**Problem to solve**.
Reproduce the listing below line for line, changing nothing.

**Information given**.
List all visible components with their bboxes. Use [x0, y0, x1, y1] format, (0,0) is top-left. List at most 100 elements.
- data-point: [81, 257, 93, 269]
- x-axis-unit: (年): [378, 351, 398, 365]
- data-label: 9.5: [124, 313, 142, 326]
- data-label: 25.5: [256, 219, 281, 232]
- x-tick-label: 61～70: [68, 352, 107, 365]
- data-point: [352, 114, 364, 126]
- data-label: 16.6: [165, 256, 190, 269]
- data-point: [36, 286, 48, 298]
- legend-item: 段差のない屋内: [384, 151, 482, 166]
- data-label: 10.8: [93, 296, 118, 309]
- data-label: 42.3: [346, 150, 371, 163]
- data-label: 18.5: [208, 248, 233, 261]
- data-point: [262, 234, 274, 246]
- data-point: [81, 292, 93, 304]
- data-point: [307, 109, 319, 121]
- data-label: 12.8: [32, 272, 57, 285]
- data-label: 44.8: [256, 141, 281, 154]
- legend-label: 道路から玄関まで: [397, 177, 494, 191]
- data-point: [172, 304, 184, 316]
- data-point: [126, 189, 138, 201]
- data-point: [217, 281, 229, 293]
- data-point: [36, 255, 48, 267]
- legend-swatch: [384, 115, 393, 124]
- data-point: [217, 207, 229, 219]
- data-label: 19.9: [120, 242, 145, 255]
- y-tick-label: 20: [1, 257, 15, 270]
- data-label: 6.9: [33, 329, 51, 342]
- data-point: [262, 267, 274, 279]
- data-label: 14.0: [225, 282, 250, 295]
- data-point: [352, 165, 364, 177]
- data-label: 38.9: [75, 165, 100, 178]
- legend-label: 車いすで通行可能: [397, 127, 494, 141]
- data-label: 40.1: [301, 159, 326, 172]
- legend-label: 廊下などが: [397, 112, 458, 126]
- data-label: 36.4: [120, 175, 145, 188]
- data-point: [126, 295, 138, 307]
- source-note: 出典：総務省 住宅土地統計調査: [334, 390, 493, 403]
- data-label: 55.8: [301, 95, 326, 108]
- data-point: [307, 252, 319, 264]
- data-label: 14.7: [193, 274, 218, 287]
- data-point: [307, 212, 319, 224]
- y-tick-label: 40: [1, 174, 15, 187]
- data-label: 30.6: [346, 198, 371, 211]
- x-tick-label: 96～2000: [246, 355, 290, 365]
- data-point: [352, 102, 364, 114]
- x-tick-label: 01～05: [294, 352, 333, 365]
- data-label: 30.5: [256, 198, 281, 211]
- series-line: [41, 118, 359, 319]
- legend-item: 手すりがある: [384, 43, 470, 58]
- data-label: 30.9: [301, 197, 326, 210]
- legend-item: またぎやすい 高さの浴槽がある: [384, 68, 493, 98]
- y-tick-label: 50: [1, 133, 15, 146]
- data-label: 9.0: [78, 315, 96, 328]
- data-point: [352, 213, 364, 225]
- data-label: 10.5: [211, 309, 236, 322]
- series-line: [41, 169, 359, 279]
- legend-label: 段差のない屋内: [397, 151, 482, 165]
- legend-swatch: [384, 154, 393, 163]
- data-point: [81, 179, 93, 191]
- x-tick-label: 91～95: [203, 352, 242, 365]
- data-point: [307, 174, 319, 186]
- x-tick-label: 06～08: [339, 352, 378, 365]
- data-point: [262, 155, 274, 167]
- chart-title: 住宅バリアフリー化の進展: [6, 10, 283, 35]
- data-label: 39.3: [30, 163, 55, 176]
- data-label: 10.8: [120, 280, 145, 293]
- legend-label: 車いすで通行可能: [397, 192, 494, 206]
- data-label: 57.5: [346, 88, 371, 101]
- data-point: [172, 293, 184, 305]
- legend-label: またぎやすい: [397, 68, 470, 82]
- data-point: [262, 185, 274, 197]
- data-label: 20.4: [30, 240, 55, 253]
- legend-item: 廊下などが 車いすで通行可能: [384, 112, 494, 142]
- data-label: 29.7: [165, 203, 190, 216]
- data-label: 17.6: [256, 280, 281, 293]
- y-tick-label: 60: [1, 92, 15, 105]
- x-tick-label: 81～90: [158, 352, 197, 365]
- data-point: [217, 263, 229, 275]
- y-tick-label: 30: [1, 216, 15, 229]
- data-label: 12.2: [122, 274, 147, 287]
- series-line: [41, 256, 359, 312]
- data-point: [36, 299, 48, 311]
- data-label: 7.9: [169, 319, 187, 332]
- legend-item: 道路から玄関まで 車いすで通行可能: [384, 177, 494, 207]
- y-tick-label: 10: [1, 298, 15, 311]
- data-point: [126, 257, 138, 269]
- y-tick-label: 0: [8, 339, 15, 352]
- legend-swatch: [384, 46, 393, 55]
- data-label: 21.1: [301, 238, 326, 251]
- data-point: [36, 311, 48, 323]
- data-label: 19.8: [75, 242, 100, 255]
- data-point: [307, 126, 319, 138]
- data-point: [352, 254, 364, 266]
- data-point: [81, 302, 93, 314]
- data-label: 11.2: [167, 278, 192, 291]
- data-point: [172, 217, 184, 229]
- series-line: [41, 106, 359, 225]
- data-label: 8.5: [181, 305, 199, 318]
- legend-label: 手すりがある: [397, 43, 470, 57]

**Task result**.
List all visible components with their bboxes. Use [x0, y0, x1, y1] format, (0,0) is top-left. List at most 100 elements.
- data-point: [81, 257, 93, 269]
- x-axis-unit: (年): [378, 351, 398, 365]
- data-label: 9.5: [124, 313, 142, 326]
- data-label: 25.5: [256, 219, 281, 232]
- x-tick-label: 61～70: [68, 352, 107, 365]
- data-point: [352, 114, 364, 126]
- data-label: 16.6: [165, 256, 190, 269]
- data-point: [36, 286, 48, 298]
- legend-item: 段差のない屋内: [384, 151, 482, 166]
- data-label: 10.8: [93, 296, 118, 309]
- data-label: 42.3: [346, 150, 371, 163]
- data-label: 18.5: [208, 248, 233, 261]
- data-point: [262, 234, 274, 246]
- data-point: [81, 292, 93, 304]
- data-point: [307, 109, 319, 121]
- data-label: 12.8: [32, 272, 57, 285]
- data-label: 44.8: [256, 141, 281, 154]
- legend-label: 道路から玄関まで: [397, 177, 494, 191]
- data-point: [172, 304, 184, 316]
- data-point: [126, 189, 138, 201]
- data-point: [217, 281, 229, 293]
- data-point: [36, 255, 48, 267]
- legend-swatch: [384, 115, 393, 124]
- data-point: [217, 207, 229, 219]
- data-label: 19.9: [120, 242, 145, 255]
- y-tick-label: 20: [1, 257, 15, 270]
- data-label: 6.9: [33, 329, 51, 342]
- data-point: [262, 267, 274, 279]
- data-label: 14.0: [225, 282, 250, 295]
- data-point: [352, 165, 364, 177]
- data-label: 38.9: [75, 165, 100, 178]
- legend-label: 車いすで通行可能: [397, 127, 494, 141]
- data-label: 40.1: [301, 159, 326, 172]
- legend-label: 廊下などが: [397, 112, 458, 126]
- data-label: 36.4: [120, 175, 145, 188]
- data-point: [126, 295, 138, 307]
- source-note: 出典：総務省 住宅土地統計調査: [334, 390, 493, 403]
- data-label: 55.8: [301, 95, 326, 108]
- data-point: [307, 252, 319, 264]
- data-label: 14.7: [193, 274, 218, 287]
- data-point: [307, 212, 319, 224]
- y-tick-label: 40: [1, 174, 15, 187]
- data-label: 30.6: [346, 198, 371, 211]
- x-tick-label: 96～2000: [246, 355, 290, 365]
- data-point: [352, 102, 364, 114]
- x-tick-label: 01～05: [294, 352, 333, 365]
- data-label: 30.5: [256, 198, 281, 211]
- series-line: [41, 118, 359, 319]
- legend-item: 手すりがある: [384, 43, 470, 58]
- data-label: 30.9: [301, 197, 326, 210]
- legend-item: またぎやすい 高さの浴槽がある: [384, 68, 493, 98]
- y-tick-label: 50: [1, 133, 15, 146]
- data-label: 9.0: [78, 315, 96, 328]
- data-point: [352, 213, 364, 225]
- data-label: 10.5: [211, 309, 236, 322]
- series-line: [41, 169, 359, 279]
- legend-label: 段差のない屋内: [397, 151, 482, 165]
- legend-swatch: [384, 154, 393, 163]
- data-point: [81, 179, 93, 191]
- x-tick-label: 91～95: [203, 352, 242, 365]
- data-point: [307, 174, 319, 186]
- x-tick-label: 06～08: [339, 352, 378, 365]
- data-point: [262, 155, 274, 167]
- chart-title: 住宅バリアフリー化の進展: [6, 10, 283, 35]
- data-label: 39.3: [30, 163, 55, 176]
- data-label: 10.8: [120, 280, 145, 293]
- legend-label: 車いすで通行可能: [397, 192, 494, 206]
- data-label: 57.5: [346, 88, 371, 101]
- data-point: [172, 293, 184, 305]
- legend-label: またぎやすい: [397, 68, 470, 82]
- data-point: [262, 185, 274, 197]
- data-label: 20.4: [30, 240, 55, 253]
- legend-item: 廊下などが 車いすで通行可能: [384, 112, 494, 142]
- data-label: 29.7: [165, 203, 190, 216]
- data-label: 17.6: [256, 280, 281, 293]
- y-tick-label: 60: [1, 92, 15, 105]
- x-tick-label: 81～90: [158, 352, 197, 365]
- data-point: [217, 263, 229, 275]
- y-tick-label: 30: [1, 216, 15, 229]
- data-label: 12.2: [122, 274, 147, 287]
- series-line: [41, 256, 359, 312]
- data-point: [36, 299, 48, 311]
- data-label: 7.9: [169, 319, 187, 332]
- legend-item: 道路から玄関まで 車いすで通行可能: [384, 177, 494, 207]
- y-tick-label: 10: [1, 298, 15, 311]
- data-point: [126, 257, 138, 269]
- y-tick-label: 0: [8, 339, 15, 352]
- legend-swatch: [384, 46, 393, 55]
- data-label: 21.1: [301, 238, 326, 251]
- data-point: [36, 311, 48, 323]
- data-label: 19.8: [75, 242, 100, 255]
- data-point: [307, 126, 319, 138]
- data-point: [352, 254, 364, 266]
- data-point: [81, 302, 93, 314]
- data-label: 11.2: [167, 278, 192, 291]
- data-point: [172, 217, 184, 229]
- series-line: [41, 106, 359, 225]
- data-label: 8.5: [181, 305, 199, 318]
- legend-label: 手すりがある: [397, 43, 470, 57]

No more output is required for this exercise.